[start Listed records]

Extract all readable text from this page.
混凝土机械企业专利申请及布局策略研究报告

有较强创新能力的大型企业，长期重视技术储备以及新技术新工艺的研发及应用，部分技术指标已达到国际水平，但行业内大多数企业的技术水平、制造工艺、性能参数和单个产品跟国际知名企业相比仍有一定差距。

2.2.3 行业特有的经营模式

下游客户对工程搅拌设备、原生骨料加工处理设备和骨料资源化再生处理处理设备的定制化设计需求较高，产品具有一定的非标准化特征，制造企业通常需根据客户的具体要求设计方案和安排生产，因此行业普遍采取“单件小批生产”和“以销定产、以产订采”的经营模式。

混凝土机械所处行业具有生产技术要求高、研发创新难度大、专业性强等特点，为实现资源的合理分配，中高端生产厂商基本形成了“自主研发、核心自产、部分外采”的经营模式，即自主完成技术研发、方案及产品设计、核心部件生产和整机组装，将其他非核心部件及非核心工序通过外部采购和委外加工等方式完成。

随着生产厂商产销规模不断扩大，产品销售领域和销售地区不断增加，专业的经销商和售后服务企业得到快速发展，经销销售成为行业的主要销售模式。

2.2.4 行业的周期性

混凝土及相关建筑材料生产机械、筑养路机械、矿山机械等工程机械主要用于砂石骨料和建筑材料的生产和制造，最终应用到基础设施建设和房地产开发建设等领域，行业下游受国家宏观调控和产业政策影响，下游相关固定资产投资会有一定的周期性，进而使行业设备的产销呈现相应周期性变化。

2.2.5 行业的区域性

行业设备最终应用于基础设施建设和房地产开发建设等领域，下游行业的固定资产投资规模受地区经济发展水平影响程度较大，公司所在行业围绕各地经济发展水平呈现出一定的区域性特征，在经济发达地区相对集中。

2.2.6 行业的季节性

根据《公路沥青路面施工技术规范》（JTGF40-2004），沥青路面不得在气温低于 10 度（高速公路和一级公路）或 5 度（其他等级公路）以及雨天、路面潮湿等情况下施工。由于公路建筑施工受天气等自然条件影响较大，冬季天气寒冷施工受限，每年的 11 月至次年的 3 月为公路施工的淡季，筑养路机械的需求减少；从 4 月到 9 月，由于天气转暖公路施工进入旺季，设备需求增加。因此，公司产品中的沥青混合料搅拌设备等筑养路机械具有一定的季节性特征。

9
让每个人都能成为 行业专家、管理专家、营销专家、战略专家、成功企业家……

[end Listed records]

▸ **Problem to solve**: Repeat the data above exactly.

▸ **Final answer**:
Extract all readable text from this page.
混凝土机械企业专利申请及布局策略研究报告

有较强创新能力的大型企业，长期重视技术储备以及新技术新工艺的研发及应用，部分技术指标已达到国际水平，但行业内大多数企业的技术水平、制造工艺、性能参数和单个产品跟国际知名企业相比仍有一定差距。

2.2.3 行业特有的经营模式

下游客户对工程搅拌设备、原生骨料加工处理设备和骨料资源化再生处理处理设备的定制化设计需求较高，产品具有一定的非标准化特征，制造企业通常需根据客户的具体要求设计方案和安排生产，因此行业普遍采取“单件小批生产”和“以销定产、以产订采”的经营模式。

混凝土机械所处行业具有生产技术要求高、研发创新难度大、专业性强等特点，为实现资源的合理分配，中高端生产厂商基本形成了“自主研发、核心自产、部分外采”的经营模式，即自主完成技术研发、方案及产品设计、核心部件生产和整机组装，将其他非核心部件及非核心工序通过外部采购和委外加工等方式完成。

随着生产厂商产销规模不断扩大，产品销售领域和销售地区不断增加，专业的经销商和售后服务企业得到快速发展，经销销售成为行业的主要销售模式。

2.2.4 行业的周期性

混凝土及相关建筑材料生产机械、筑养路机械、矿山机械等工程机械主要用于砂石骨料和建筑材料的生产和制造，最终应用到基础设施建设和房地产开发建设等领域，行业下游受国家宏观调控和产业政策影响，下游相关固定资产投资会有一定的周期性，进而使行业设备的产销呈现相应周期性变化。

2.2.5 行业的区域性

行业设备最终应用于基础设施建设和房地产开发建设等领域，下游行业的固定资产投资规模受地区经济发展水平影响程度较大，公司所在行业围绕各地经济发展水平呈现出一定的区域性特征，在经济发达地区相对集中。

2.2.6 行业的季节性

根据《公路沥青路面施工技术规范》（JTGF40-2004），沥青路面不得在气温低于 10 度（高速公路和一级公路）或 5 度（其他等级公路）以及雨天、路面潮湿等情况下施工。由于公路建筑施工受天气等自然条件影响较大，冬季天气寒冷施工受限，每年的 11 月至次年的 3 月为公路施工的淡季，筑养路机械的需求减少；从 4 月到 9 月，由于天气转暖公路施工进入旺季，设备需求增加。因此，公司产品中的沥青混合料搅拌设备等筑养路机械具有一定的季节性特征。

9
让每个人都能成为 行业专家、管理专家、营销专家、战略专家、成功企业家……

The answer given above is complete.